#### Written instruction
Copy the data below exactly.

#### Task data
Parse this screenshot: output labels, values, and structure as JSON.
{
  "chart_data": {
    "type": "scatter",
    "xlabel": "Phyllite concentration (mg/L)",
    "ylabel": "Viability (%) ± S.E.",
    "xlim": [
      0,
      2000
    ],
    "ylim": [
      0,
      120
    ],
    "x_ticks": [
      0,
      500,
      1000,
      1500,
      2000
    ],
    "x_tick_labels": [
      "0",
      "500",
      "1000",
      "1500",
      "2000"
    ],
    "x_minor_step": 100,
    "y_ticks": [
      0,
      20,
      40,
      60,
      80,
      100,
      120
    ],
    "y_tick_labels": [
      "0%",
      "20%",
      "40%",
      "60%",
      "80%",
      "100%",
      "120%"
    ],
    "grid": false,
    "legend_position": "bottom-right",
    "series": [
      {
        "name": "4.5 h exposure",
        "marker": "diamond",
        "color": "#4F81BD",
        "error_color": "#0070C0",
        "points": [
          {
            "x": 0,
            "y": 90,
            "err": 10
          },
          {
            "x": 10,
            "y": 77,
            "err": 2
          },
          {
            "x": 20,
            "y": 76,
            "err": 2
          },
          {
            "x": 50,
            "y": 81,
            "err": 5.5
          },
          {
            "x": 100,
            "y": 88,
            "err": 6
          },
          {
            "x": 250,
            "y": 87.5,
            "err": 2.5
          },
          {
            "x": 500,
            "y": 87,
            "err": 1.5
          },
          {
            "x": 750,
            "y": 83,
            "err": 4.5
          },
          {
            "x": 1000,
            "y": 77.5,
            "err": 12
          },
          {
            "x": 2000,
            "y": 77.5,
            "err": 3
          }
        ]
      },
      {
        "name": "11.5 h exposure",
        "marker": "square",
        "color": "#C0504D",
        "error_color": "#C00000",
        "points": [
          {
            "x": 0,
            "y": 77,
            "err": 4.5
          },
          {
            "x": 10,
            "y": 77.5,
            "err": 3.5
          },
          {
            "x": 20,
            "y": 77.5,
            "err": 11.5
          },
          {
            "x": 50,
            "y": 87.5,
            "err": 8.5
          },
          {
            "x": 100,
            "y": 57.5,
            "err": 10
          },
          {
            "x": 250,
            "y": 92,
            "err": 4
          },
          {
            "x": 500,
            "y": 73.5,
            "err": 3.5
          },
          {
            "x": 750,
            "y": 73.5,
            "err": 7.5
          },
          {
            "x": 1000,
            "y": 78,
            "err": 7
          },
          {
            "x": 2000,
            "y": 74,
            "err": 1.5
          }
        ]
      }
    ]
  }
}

#### The reply
Parse this screenshot: output labels, values, and structure as JSON.
{
  "chart_data": {
    "type": "scatter",
    "xlabel": "Phyllite concentration (mg/L)",
    "ylabel": "Viability (%) ± S.E.",
    "xlim": [
      0,
      2000
    ],
    "ylim": [
      0,
      120
    ],
    "x_ticks": [
      0,
      500,
      1000,
      1500,
      2000
    ],
    "x_tick_labels": [
      "0",
      "500",
      "1000",
      "1500",
      "2000"
    ],
    "x_minor_step": 100,
    "y_ticks": [
      0,
      20,
      40,
      60,
      80,
      100,
      120
    ],
    "y_tick_labels": [
      "0%",
      "20%",
      "40%",
      "60%",
      "80%",
      "100%",
      "120%"
    ],
    "grid": false,
    "legend_position": "bottom-right",
    "series": [
      {
        "name": "4.5 h exposure",
        "marker": "diamond",
        "color": "#4F81BD",
        "error_color": "#0070C0",
        "points": [
          {
            "x": 0,
            "y": 90,
            "err": 10
          },
          {
            "x": 10,
            "y": 77,
            "err": 2
          },
          {
            "x": 20,
            "y": 76,
            "err": 2
          },
          {
            "x": 50,
            "y": 81,
            "err": 5.5
          },
          {
            "x": 100,
            "y": 88,
            "err": 6
          },
          {
            "x": 250,
            "y": 87.5,
            "err": 2.5
          },
          {
            "x": 500,
            "y": 87,
            "err": 1.5
          },
          {
            "x": 750,
            "y": 83,
            "err": 4.5
          },
          {
            "x": 1000,
            "y": 77.5,
            "err": 12
          },
          {
            "x": 2000,
            "y": 77.5,
            "err": 3
          }
        ]
      },
      {
        "name": "11.5 h exposure",
        "marker": "square",
        "color": "#C0504D",
        "error_color": "#C00000",
        "points": [
          {
            "x": 0,
            "y": 77,
            "err": 4.5
          },
          {
            "x": 10,
            "y": 77.5,
            "err": 3.5
          },
          {
            "x": 20,
            "y": 77.5,
            "err": 11.5
          },
          {
            "x": 50,
            "y": 87.5,
            "err": 8.5
          },
          {
            "x": 100,
            "y": 57.5,
            "err": 10
          },
          {
            "x": 250,
            "y": 92,
            "err": 4
          },
          {
            "x": 500,
            "y": 73.5,
            "err": 3.5
          },
          {
            "x": 750,
            "y": 73.5,
            "err": 7.5
          },
          {
            "x": 1000,
            "y": 78,
            "err": 7
          },
          {
            "x": 2000,
            "y": 74,
            "err": 1.5
          }
        ]
      }
    ]
  }
}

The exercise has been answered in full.